= AIM OF THE EXERCISE =
Extract the data exactly, missing nothing.

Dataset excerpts
--------
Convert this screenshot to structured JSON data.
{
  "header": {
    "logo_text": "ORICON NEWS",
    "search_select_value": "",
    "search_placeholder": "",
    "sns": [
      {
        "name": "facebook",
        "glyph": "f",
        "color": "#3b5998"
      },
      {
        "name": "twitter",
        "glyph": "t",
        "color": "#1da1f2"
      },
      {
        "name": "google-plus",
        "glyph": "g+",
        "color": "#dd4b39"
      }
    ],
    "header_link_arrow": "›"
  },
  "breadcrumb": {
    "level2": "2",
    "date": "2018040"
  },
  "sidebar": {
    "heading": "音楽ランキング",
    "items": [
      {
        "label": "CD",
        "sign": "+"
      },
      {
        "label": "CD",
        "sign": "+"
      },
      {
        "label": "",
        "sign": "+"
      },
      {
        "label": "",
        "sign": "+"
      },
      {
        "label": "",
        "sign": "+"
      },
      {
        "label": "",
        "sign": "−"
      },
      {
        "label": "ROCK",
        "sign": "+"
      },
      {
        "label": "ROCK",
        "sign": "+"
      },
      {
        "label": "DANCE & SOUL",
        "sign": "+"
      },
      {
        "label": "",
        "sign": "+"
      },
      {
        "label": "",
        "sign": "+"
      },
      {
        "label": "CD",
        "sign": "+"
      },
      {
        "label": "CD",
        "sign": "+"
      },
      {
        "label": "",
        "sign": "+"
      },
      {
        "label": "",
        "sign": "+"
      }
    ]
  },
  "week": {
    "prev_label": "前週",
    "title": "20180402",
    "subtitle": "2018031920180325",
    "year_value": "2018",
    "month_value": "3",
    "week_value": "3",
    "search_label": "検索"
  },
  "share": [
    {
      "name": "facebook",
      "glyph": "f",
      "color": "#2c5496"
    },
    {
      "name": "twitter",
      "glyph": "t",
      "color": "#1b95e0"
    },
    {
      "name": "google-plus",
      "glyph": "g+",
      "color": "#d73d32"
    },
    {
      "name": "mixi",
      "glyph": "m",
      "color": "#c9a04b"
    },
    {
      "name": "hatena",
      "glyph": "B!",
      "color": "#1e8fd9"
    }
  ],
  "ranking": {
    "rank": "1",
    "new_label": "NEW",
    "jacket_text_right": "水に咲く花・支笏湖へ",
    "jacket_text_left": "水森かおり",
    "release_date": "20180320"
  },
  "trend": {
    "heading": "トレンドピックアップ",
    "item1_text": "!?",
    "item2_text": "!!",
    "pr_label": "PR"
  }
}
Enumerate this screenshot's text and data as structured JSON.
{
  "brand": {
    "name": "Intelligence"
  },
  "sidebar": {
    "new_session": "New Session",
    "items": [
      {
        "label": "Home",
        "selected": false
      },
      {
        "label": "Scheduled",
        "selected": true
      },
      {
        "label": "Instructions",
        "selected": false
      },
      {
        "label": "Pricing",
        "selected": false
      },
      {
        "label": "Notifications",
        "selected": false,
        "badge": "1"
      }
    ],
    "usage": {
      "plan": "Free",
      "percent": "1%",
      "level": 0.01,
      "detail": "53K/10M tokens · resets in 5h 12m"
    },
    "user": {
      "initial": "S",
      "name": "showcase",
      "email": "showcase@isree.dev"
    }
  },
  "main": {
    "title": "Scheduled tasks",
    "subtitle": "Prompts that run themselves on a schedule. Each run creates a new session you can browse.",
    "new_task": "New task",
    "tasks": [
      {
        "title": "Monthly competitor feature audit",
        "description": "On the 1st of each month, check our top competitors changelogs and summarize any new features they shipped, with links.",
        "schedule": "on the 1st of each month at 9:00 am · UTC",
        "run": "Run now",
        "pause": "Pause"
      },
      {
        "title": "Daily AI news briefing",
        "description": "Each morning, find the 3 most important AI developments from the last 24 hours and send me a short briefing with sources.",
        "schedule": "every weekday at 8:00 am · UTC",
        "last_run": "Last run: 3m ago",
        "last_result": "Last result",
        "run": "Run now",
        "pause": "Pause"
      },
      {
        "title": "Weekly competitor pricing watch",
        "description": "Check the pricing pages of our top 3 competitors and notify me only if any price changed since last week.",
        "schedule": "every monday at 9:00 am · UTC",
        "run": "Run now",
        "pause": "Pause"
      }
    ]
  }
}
--------
= OUTPUT =
Convert this screenshot to structured JSON data.
{
  "header": {
    "logo_text": "ORICON NEWS",
    "search_select_value": "",
    "search_placeholder": "",
    "sns": [
      {
        "name": "facebook",
        "glyph": "f",
        "color": "#3b5998"
      },
      {
        "name": "twitter",
        "glyph": "t",
        "color": "#1da1f2"
      },
      {
        "name": "google-plus",
        "glyph": "g+",
        "color": "#dd4b39"
      }
    ],
    "header_link_arrow": "›"
  },
  "breadcrumb": {
    "level2": "2",
    "date": "2018040"
  },
  "sidebar": {
    "heading": "音楽ランキング",
    "items": [
      {
        "label": "CD",
        "sign": "+"
      },
      {
        "label": "CD",
        "sign": "+"
      },
      {
        "label": "",
        "sign": "+"
      },
      {
        "label": "",
        "sign": "+"
      },
      {
        "label": "",
        "sign": "+"
      },
      {
        "label": "",
        "sign": "−"
      },
      {
        "label": "ROCK",
        "sign": "+"
      },
      {
        "label": "ROCK",
        "sign": "+"
      },
      {
        "label": "DANCE & SOUL",
        "sign": "+"
      },
      {
        "label": "",
        "sign": "+"
      },
      {
        "label": "",
        "sign": "+"
      },
      {
        "label": "CD",
        "sign": "+"
      },
      {
        "label": "CD",
        "sign": "+"
      },
      {
        "label": "",
        "sign": "+"
      },
      {
        "label": "",
        "sign": "+"
      }
    ]
  },
  "week": {
    "prev_label": "前週",
    "title": "20180402",
    "subtitle": "2018031920180325",
    "year_value": "2018",
    "month_value": "3",
    "week_value": "3",
    "search_label": "検索"
  },
  "share": [
    {
      "name": "facebook",
      "glyph": "f",
      "color": "#2c5496"
    },
    {
      "name": "twitter",
      "glyph": "t",
      "color": "#1b95e0"
    },
    {
      "name": "google-plus",
      "glyph": "g+",
      "color": "#d73d32"
    },
    {
      "name": "mixi",
      "glyph": "m",
      "color": "#c9a04b"
    },
    {
      "name": "hatena",
      "glyph": "B!",
      "color": "#1e8fd9"
    }
  ],
  "ranking": {
    "rank": "1",
    "new_label": "NEW",
    "jacket_text_right": "水に咲く花・支笏湖へ",
    "jacket_text_left": "水森かおり",
    "release_date": "20180320"
  },
  "trend": {
    "heading": "トレンドピックアップ",
    "item1_text": "!?",
    "item2_text": "!!",
    "pr_label": "PR"
  }
}
Enumerate this screenshot's text and data as structured JSON.
{
  "brand": {
    "name": "Intelligence"
  },
  "sidebar": {
    "new_session": "New Session",
    "items": [
      {
        "label": "Home",
        "selected": false
      },
      {
        "label": "Scheduled",
        "selected": true
      },
      {
        "label": "Instructions",
        "selected": false
      },
      {
        "label": "Pricing",
        "selected": false
      },
      {
        "label": "Notifications",
        "selected": false,
        "badge": "1"
      }
    ],
    "usage": {
      "plan": "Free",
      "percent": "1%",
      "level": 0.01,
      "detail": "53K/10M tokens · resets in 5h 12m"
    },
    "user": {
      "initial": "S",
      "name": "showcase",
      "email": "showcase@isree.dev"
    }
  },
  "main": {
    "title": "Scheduled tasks",
    "subtitle": "Prompts that run themselves on a schedule. Each run creates a new session you can browse.",
    "new_task": "New task",
    "tasks": [
      {
        "title": "Monthly competitor feature audit",
        "description": "On the 1st of each month, check our top competitors changelogs and summarize any new features they shipped, with links.",
        "schedule": "on the 1st of each month at 9:00 am · UTC",
        "run": "Run now",
        "pause": "Pause"
      },
      {
        "title": "Daily AI news briefing",
        "description": "Each morning, find the 3 most important AI developments from the last 24 hours and send me a short briefing with sources.",
        "schedule": "every weekday at 8:00 am · UTC",
        "last_run": "Last run: 3m ago",
        "last_result": "Last result",
        "run": "Run now",
        "pause": "Pause"
      },
      {
        "title": "Weekly competitor pricing watch",
        "description": "Check the pricing pages of our top 3 competitors and notify me only if any price changed since last week.",
        "schedule": "every monday at 9:00 am · UTC",
        "run": "Run now",
        "pause": "Pause"
      }
    ]
  }
}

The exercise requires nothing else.